■ **Task instructions**
Pictures do not belong in the copy; restate the records below word for word.

■ **Records shown**

::::::::::

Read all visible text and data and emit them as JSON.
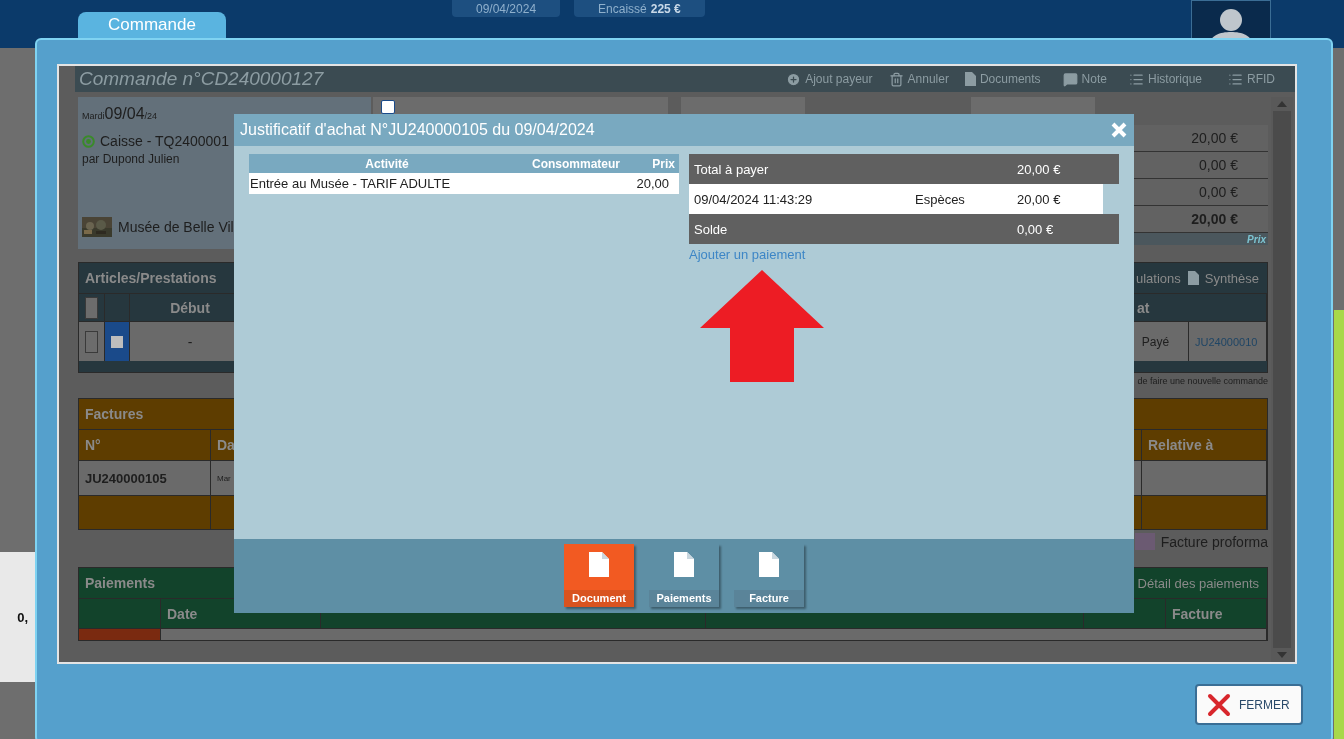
{
  "app_bar": {
    "tab": "Commande",
    "date": "09/04/2024",
    "cashed_label": "Encaissé",
    "cashed_amount": "225 €"
  },
  "side_total": "0,",
  "order": {
    "title": "Commande n°CD240000127",
    "actions": [
      {
        "label": "Ajout payeur",
        "kind": "plus"
      },
      {
        "label": "Annuler",
        "kind": "trash"
      },
      {
        "label": "Documents",
        "kind": "doc"
      },
      {
        "label": "Note",
        "kind": "note"
      },
      {
        "label": "Historique",
        "kind": "list"
      },
      {
        "label": "RFID",
        "kind": "list"
      }
    ],
    "day": "Mardi",
    "date": "09/04",
    "year": "/24",
    "source": "Caisse - TQ2400001",
    "author": "par Dupond Julien",
    "venue": "Musée de Belle Vil",
    "no_date": {
      "checked": false
    },
    "amounts": [
      {
        "value": "20,00 €",
        "bold": false
      },
      {
        "value": "0,00 €",
        "bold": false
      },
      {
        "value": "0,00 €",
        "bold": false
      },
      {
        "value": "20,00 €",
        "bold": true
      }
    ],
    "price_note": "Prix",
    "articles": {
      "title": "Articles/Prestations",
      "actions": [
        "ulations",
        "Synthèse"
      ],
      "columns": [
        "Début",
        "at"
      ],
      "header_check": {
        "checked": false
      },
      "checks": [
        {
          "checked": false
        },
        {
          "checked": true
        }
      ],
      "row": {
        "start": "-",
        "status": "Payé",
        "invoice": "JU24000010"
      },
      "note": "de faire une nouvelle commande"
    },
    "invoices": {
      "title": "Factures",
      "columns": [
        "N°",
        "Da",
        "Relative à"
      ],
      "row": {
        "number": "JU240000105",
        "date": "Mar"
      },
      "legend": [
        {
          "label": "Facture proforma",
          "color": "#6b5a72"
        }
      ]
    },
    "payments": {
      "title": "Paiements",
      "link": "Détail des paiements",
      "columns": [
        "Date",
        "Facture"
      ]
    }
  },
  "receipt": {
    "title": "Justificatif d'achat N°JU240000105 du 09/04/2024",
    "columns": [
      "Activité",
      "Consommateur",
      "Prix"
    ],
    "lines": [
      {
        "activity": "Entrée au Musée - TARIF ADULTE",
        "price": "20,00"
      }
    ],
    "total": {
      "label": "Total à payer",
      "amount": "20,00 €"
    },
    "payments": [
      {
        "date": "09/04/2024 11:43:29",
        "mode": "Espèces",
        "amount": "20,00 €"
      }
    ],
    "balance": {
      "label": "Solde",
      "amount": "0,00 €"
    },
    "add_payment": "Ajouter un paiement",
    "tabs": [
      {
        "label": "Document",
        "selected": true
      },
      {
        "label": "Paiements",
        "selected": false
      },
      {
        "label": "Facture",
        "selected": false
      }
    ]
  },
  "close_button": "FERMER"
}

::::::::::

■ **Result**
Read all visible text and data and emit them as JSON.
{
  "app_bar": {
    "tab": "Commande",
    "date": "09/04/2024",
    "cashed_label": "Encaissé",
    "cashed_amount": "225 €"
  },
  "side_total": "0,",
  "order": {
    "title": "Commande n°CD240000127",
    "actions": [
      {
        "label": "Ajout payeur",
        "kind": "plus"
      },
      {
        "label": "Annuler",
        "kind": "trash"
      },
      {
        "label": "Documents",
        "kind": "doc"
      },
      {
        "label": "Note",
        "kind": "note"
      },
      {
        "label": "Historique",
        "kind": "list"
      },
      {
        "label": "RFID",
        "kind": "list"
      }
    ],
    "day": "Mardi",
    "date": "09/04",
    "year": "/24",
    "source": "Caisse - TQ2400001",
    "author": "par Dupond Julien",
    "venue": "Musée de Belle Vil",
    "no_date": {
      "checked": false
    },
    "amounts": [
      {
        "value": "20,00 €",
        "bold": false
      },
      {
        "value": "0,00 €",
        "bold": false
      },
      {
        "value": "0,00 €",
        "bold": false
      },
      {
        "value": "20,00 €",
        "bold": true
      }
    ],
    "price_note": "Prix",
    "articles": {
      "title": "Articles/Prestations",
      "actions": [
        "ulations",
        "Synthèse"
      ],
      "columns": [
        "Début",
        "at"
      ],
      "header_check": {
        "checked": false
      },
      "checks": [
        {
          "checked": false
        },
        {
          "checked": true
        }
      ],
      "row": {
        "start": "-",
        "status": "Payé",
        "invoice": "JU24000010"
      },
      "note": "de faire une nouvelle commande"
    },
    "invoices": {
      "title": "Factures",
      "columns": [
        "N°",
        "Da",
        "Relative à"
      ],
      "row": {
        "number": "JU240000105",
        "date": "Mar"
      },
      "legend": [
        {
          "label": "Facture proforma",
          "color": "#6b5a72"
        }
      ]
    },
    "payments": {
      "title": "Paiements",
      "link": "Détail des paiements",
      "columns": [
        "Date",
        "Facture"
      ]
    }
  },
  "receipt": {
    "title": "Justificatif d'achat N°JU240000105 du 09/04/2024",
    "columns": [
      "Activité",
      "Consommateur",
      "Prix"
    ],
    "lines": [
      {
        "activity": "Entrée au Musée - TARIF ADULTE",
        "price": "20,00"
      }
    ],
    "total": {
      "label": "Total à payer",
      "amount": "20,00 €"
    },
    "payments": [
      {
        "date": "09/04/2024 11:43:29",
        "mode": "Espèces",
        "amount": "20,00 €"
      }
    ],
    "balance": {
      "label": "Solde",
      "amount": "0,00 €"
    },
    "add_payment": "Ajouter un paiement",
    "tabs": [
      {
        "label": "Document",
        "selected": true
      },
      {
        "label": "Paiements",
        "selected": false
      },
      {
        "label": "Facture",
        "selected": false
      }
    ]
  },
  "close_button": "FERMER"
}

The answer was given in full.